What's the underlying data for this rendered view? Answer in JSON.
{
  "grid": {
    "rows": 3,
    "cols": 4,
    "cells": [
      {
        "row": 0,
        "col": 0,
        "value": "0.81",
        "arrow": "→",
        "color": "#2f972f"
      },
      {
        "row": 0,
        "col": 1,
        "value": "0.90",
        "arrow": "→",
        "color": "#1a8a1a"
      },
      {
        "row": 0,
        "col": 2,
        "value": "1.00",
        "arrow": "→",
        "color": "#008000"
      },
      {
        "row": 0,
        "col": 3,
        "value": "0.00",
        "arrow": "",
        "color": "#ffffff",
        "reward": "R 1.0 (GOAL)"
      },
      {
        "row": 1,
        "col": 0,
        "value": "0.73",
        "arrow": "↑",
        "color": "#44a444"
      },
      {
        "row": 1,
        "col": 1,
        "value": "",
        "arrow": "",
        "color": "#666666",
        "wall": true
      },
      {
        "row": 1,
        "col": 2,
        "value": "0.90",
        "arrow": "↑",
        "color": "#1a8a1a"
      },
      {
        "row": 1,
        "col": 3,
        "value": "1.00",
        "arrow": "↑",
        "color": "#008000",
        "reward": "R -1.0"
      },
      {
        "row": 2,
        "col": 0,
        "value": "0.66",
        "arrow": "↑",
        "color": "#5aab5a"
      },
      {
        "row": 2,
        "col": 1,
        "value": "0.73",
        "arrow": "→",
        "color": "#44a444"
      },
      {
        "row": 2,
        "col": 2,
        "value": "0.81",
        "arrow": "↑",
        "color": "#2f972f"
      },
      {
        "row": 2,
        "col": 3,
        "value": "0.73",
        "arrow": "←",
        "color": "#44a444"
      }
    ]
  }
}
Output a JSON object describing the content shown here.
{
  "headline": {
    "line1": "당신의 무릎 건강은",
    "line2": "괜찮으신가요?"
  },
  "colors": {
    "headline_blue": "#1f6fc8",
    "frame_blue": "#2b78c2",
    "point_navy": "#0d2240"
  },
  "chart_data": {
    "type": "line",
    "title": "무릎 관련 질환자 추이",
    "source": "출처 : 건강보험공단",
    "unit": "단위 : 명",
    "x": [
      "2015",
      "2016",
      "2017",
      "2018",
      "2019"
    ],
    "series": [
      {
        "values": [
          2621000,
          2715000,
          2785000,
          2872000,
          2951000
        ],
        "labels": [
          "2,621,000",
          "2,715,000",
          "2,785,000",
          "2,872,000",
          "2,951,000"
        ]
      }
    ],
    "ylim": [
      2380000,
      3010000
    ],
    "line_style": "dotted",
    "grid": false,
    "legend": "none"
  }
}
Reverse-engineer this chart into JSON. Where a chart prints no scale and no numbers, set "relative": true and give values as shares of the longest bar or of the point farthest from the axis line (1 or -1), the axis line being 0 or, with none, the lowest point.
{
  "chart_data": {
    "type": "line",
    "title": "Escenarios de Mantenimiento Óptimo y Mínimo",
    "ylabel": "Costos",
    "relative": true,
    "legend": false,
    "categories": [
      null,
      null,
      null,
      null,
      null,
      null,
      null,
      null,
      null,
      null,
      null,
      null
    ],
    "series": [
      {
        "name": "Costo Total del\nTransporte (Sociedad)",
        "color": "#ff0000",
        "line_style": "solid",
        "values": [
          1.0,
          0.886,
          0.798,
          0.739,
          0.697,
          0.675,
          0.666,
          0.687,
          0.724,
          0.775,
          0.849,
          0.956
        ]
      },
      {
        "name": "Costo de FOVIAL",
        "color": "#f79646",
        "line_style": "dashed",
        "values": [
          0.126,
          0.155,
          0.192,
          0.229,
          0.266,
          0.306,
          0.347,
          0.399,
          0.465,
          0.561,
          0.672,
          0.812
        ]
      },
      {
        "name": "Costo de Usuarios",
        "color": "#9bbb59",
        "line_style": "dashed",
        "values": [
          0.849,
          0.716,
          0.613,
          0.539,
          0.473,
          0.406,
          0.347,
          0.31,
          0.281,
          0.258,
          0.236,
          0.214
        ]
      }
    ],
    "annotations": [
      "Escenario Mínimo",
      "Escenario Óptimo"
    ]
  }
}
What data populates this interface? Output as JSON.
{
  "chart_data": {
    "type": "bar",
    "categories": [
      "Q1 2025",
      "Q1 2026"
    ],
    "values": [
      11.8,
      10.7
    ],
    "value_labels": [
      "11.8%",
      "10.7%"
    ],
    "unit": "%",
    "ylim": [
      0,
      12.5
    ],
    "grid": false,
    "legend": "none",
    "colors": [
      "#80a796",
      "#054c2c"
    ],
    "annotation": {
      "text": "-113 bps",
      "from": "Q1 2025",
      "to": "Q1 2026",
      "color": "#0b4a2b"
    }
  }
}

-- -- --

> [WORK TO COMPLETE] Check each line of the records above for the string "Mínimo", and report every line that has it.

> [FULL OUTPUT]
    "title": "Escenarios de Mantenimiento Óptimo y Mínimo",
      "Escenario Mínimo",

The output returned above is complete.